**Entries shown:**
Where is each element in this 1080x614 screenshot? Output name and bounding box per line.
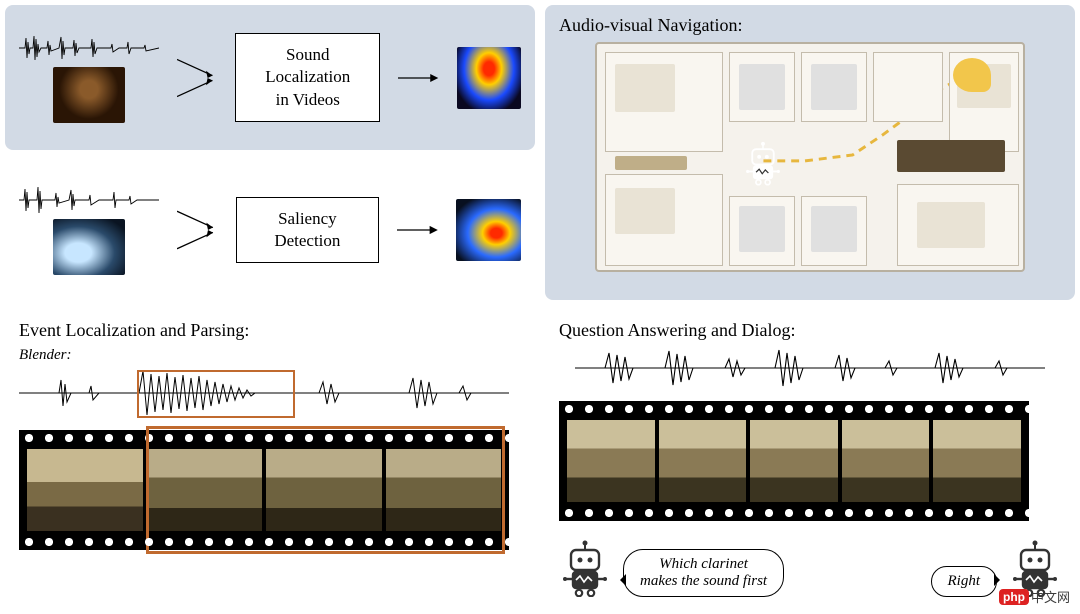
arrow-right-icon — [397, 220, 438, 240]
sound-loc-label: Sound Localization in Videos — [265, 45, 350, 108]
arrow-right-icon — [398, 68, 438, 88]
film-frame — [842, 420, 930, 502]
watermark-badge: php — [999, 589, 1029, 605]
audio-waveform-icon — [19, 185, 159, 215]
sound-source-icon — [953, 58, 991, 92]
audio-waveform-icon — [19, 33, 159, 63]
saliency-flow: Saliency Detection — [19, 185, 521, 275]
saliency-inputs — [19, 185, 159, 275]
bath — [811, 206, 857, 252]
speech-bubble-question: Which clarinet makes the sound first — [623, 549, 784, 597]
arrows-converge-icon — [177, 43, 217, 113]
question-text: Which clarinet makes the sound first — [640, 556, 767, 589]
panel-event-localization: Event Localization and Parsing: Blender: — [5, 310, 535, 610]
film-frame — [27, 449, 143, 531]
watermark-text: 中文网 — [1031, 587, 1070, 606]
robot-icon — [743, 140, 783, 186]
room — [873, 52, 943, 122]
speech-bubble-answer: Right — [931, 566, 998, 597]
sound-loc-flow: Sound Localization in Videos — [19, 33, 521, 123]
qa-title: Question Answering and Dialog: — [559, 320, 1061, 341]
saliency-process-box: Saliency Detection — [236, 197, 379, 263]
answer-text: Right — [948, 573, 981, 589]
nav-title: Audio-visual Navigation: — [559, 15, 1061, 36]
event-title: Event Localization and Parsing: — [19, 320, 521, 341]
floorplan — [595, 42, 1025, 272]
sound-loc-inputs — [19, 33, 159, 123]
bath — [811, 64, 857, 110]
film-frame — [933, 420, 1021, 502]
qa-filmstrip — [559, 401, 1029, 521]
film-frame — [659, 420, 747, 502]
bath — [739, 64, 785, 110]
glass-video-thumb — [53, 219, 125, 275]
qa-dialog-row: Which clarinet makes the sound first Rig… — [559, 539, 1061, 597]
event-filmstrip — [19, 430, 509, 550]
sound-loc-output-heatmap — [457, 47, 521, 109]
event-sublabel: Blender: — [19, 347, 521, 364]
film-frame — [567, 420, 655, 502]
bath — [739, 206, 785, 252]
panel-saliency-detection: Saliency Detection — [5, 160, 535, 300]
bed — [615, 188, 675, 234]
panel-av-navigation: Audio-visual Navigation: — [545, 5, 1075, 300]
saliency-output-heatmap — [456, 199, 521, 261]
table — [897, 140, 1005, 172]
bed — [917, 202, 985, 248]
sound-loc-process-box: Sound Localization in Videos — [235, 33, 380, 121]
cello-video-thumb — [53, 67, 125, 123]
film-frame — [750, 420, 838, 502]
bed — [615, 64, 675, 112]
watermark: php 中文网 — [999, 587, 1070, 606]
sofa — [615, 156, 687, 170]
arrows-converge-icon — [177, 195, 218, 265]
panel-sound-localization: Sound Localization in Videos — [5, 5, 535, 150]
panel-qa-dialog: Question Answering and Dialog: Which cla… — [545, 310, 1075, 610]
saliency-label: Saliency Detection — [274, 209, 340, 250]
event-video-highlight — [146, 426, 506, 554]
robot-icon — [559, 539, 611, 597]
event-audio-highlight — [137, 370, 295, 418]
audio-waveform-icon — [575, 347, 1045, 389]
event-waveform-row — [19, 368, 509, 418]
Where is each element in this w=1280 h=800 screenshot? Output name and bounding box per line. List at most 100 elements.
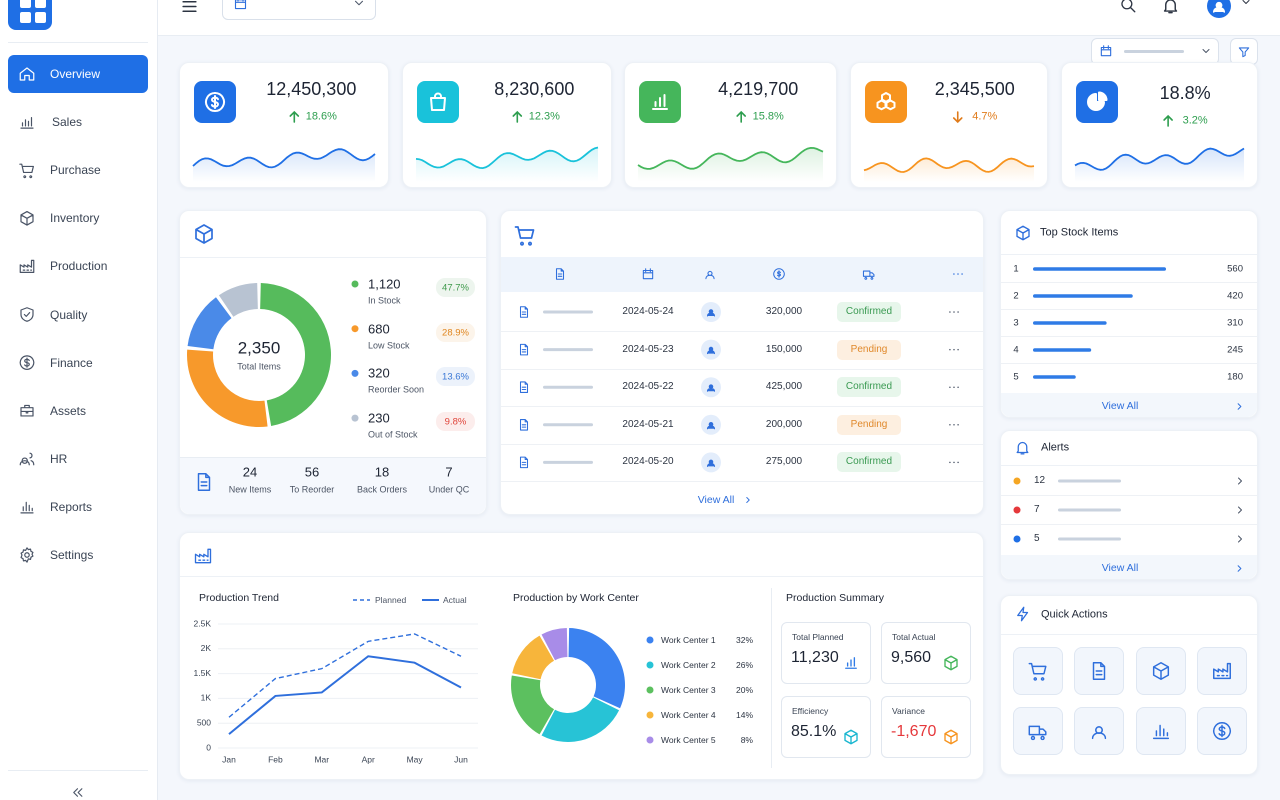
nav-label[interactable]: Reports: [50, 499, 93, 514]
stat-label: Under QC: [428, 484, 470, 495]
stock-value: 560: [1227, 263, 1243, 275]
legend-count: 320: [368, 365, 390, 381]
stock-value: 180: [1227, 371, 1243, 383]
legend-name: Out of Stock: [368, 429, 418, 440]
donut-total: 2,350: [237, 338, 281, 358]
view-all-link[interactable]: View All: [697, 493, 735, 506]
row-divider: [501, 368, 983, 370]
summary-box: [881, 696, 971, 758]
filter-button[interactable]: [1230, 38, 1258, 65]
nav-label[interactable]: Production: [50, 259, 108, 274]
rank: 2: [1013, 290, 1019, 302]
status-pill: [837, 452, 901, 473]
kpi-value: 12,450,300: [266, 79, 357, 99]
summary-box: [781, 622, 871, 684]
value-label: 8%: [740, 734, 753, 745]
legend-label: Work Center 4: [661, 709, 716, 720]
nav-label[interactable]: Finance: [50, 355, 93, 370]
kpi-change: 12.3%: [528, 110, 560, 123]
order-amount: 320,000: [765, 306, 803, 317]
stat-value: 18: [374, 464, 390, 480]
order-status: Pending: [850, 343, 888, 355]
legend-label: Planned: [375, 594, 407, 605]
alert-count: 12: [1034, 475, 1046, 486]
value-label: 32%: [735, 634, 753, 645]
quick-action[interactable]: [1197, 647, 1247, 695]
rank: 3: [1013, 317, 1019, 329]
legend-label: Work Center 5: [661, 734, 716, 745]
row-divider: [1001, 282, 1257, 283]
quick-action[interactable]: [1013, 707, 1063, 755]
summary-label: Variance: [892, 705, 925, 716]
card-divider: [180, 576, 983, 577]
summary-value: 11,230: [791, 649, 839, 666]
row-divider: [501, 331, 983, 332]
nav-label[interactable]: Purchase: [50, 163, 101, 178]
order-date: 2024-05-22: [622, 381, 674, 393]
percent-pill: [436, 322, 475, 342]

**What is expected:** Pick out each line of the records above that contains the string "inputs", and copy every such line in full.

**Exercise solution:**
saliency-inputs — [19, 185, 159, 275]
sound-loc-inputs — [19, 33, 159, 123]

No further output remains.